▶ [EXTRAIT]
----------
Une femme tient des sacs de plastique à la main.

Les sacs de plastique minces sont bannis à Montréal depuis le 1er janvier 2018.

Photo : La Presse canadienne / Ryan Remiorz

Radio-Canada

L'Association canadienne de l'industrie des plastiques (ACIP) monte au front. Devant le nombre croissant de municipalités qui bannissent les sacs en plastique minces, elle s'active sur les réseaux sociaux en citant une étude complexe et nuancée de Recyc-Québec pour tenter d'influencer des élus. La campagne génère malaise et colère.

Un reportage de Vincent Champagne

« Une récente étude du gouvernement du Québec démontre que les sacs de plastiques [sic] demeurent la meilleure option pour l’environnement », peut-on lire dans une publication commanditée de l’ACIP sur Facebook.

La campagne vise les élus de Laval et de Longueuil. Les citoyens sont invités à envoyer une lettre préformatée aux membres des conseils municipaux en y ajoutant leur nom, sans que l’on sache s’ils résident véritablement dans l’une de ces deux villes.

La campagne publicitaire de l'Association canadienne de l'industrie des plastiques

La campagne publicitaire de l'Association canadienne de l'industrie des plastiques est apparue dans le fil Facebook des utilisateurs ciblés à partir de mars.

Photo : Facebook / Association canadienne de l'industrie des plastiques

L'ennemi plastique

Consulter le dossier complet

À Longueuil, l'administration avait déjà reçu 386 courriels le 10 mai. « C’est une campagne assez agressive », dit l’attachée de presse de la mairesse.

À Laval, les élus ont reçu quelque 300 courriels tous identiques, dont Radio-Canada a obtenu copie. « Les citoyens de Laval ne souhaitent pas un bannissement des sacs d’emplettes. Le rapport de Recyc-Québec à cet effet est clair : ce sont les sacs de plastique qui sont l’option la moins nocive pour l’environnement », peut-on y lire.

Or, l’étude de Recyc-Québec dont il est question, et que les citoyens sont invités à lire en suivant un lien, contient des conclusions complexes et ne recommande pas un type de sac plus qu’un autre. Il s’agit d’une étude scientifique de 160 pages exécutée par le Centre international de référence sur le cycle de vie des produits, procédés et services (CIRAIG), affilié à Polytechnique Montréal, pour le compte de Recyc-Québec.

« Il y a des nuances importantes qui sont absentes du message, clame Sophie Langlois-Blouin, vice-présidente par intérim de Recyc-Québec. L’industrie du plastique a trouvé des éléments là-dedans pour étayer son argumentaire », dit-elle.
----------
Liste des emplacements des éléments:
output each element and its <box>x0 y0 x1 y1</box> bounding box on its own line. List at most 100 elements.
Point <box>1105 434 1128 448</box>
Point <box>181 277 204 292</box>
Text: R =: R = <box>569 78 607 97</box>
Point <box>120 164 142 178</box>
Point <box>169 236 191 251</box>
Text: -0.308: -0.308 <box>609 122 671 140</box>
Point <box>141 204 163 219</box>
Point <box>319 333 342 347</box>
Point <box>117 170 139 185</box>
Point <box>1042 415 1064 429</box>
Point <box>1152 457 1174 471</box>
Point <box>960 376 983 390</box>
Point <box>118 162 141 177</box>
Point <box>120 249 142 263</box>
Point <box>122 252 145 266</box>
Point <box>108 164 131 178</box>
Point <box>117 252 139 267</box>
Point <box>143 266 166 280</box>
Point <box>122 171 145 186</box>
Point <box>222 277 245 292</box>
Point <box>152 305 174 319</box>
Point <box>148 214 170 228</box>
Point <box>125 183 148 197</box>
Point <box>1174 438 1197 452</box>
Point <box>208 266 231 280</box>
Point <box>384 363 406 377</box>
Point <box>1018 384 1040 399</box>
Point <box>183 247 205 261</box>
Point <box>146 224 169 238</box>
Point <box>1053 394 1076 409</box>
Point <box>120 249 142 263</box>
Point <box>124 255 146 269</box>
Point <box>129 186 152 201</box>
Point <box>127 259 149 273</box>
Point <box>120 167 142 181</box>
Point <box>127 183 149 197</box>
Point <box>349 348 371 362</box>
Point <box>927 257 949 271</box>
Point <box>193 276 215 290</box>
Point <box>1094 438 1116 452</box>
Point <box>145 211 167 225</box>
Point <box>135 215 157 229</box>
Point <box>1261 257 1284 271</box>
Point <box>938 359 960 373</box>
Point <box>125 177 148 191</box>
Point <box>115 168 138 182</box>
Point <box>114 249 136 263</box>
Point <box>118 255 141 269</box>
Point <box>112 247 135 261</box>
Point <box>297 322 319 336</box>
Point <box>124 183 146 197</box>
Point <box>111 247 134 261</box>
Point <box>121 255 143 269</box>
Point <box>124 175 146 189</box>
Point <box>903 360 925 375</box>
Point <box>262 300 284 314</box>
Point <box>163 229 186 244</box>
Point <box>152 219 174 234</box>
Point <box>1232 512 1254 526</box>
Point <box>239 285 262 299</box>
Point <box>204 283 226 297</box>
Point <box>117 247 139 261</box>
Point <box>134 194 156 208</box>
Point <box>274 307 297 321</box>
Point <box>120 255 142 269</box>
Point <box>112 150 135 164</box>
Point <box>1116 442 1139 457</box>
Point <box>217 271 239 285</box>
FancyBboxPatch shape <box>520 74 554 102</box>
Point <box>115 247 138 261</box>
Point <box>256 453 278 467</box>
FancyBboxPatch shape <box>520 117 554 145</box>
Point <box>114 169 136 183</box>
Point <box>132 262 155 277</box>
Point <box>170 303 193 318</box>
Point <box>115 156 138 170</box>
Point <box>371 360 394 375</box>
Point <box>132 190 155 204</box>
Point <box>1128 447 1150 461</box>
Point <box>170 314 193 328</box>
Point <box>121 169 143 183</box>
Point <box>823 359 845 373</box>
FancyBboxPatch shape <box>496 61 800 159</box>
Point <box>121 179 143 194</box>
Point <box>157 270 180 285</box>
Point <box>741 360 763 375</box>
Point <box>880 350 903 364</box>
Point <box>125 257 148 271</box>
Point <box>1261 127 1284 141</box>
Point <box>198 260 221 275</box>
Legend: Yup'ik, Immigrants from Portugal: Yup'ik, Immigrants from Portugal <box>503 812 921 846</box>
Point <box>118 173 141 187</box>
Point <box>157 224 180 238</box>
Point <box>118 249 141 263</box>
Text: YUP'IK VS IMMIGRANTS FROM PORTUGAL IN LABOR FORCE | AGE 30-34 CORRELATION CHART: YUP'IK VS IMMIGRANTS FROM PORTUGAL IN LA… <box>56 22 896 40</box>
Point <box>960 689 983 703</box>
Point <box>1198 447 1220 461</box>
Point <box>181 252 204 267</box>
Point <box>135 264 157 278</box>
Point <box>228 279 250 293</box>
----------
▶ [QUESTIONS ET EXERCICES]
(1) D'après l'extrait sur les sacs de plastique, depuis quand les sacs de plastique minces sont-ils interdits à Montréal ?
(2) Indiquez si chacune des affirmations suivantes concorde avec l'extrait sur les sacs de plastique, en citant les mots qui le montrent.
(a) La campagne de l'ACIP s'adresse aux élus de Laval et de Longueuil.
(b) L'étude de Recyc-Québec recommande le sac de plastique plutôt que les autres types de sacs.
(c) À Laval, les élus ont reçu environ 500 courriels.
(3) Écrivez la suite de l'extrait sur les sacs de plastique, à partir de sa dernière phrase.

▶ [RÉPONSES]
(1) Depuis le 1er janvier 2018.

(2)
(a) Oui : « La campagne vise les élus de Laval et de Longueuil. »
(b) Non : « ne recommande pas un type de sac plus qu’un autre »
(c) Non : « quelque 300 courriels tous identiques »

(3)
Cette étude indique par exemple que « le sac de plastique conventionnel comporte plusieurs avantages sur les aspects environnementaux et économiques. Par sa minceur et sa légèreté, étant conçu pour un usage unique, son cycle de vie nécessite peu de matière et d’énergie. »

Mais l’étude ne conclut pas pour autant que « le meilleur choix est le sac de plastique, rappelle Mme Langlois-Blouin. Le meilleur choix, c’est le sac qu’on n’utilise pas, ou le sac réutilisable qu’on a déjà et qu’on réutilise! »

Des résultats à mettre en perspective

Dans les faits, le but des scientifiques qui ont réalisé cette étude était d’analyser le « cycle de vie » de différents sacs d’emplettes, ce qui inclut leur conception, leur utilisation, ainsi que leur disposition finale, le tout dans le but d’accompagner les municipalités qui envisagent le bannissement des sacs de plastique minces.

Il appert que le sac réutilisable, qui a fait son apparition il y a quelques années comme substitut au sac de plastique, doit être réutilisé jusqu’à 98 fois avant que son empreinte écologique soit équivalente à celle du sac de plastique mince, qui ne nécessite pas autant d’usages.

Toutefois, ce dernier perd beaucoup de points lorsque l’on considère le fait qu’il est beaucoup plus souvent abandonné dans l’environnement.

L’important, c’est d’encourager les citoyens à ne pas utiliser de sac quand c’est possible et de continuer à utiliser leurs sacs réutilisables.

Une citation de Sophie Langlois-Blouin, vice-présidente par intérim, Recyc-Québec

Ce n’est pas la première fois que Mme Langlois-Blouin doit défendre et expliquer les conclusions de l’étude, sortie en début d’année. Elle avait dû faire le tour des médias pour que la recherche ne soit pas interprétée à tort.

Un emballeur dans une épicerie. En avant-plan, des sacs de plastique.

Les sacs de plastique minces, qui font 17 microns d'épaisseur, ont été bannis à Montréal et dans plusieurs autres municipalités de la région.

Photo : La Presse canadienne / AP Photo / Jacquelyn Martin

Les écologistes outrés

« Je trouve que c’est malhonnête », affirme sans détour Karel Ménard, du Front commun québécois pour une gestion écologique des déchets, à propos de la campagne de l’ACIP. « C’est de la désinformation pure et simple. Ça devrait être dénoncé », dit-il.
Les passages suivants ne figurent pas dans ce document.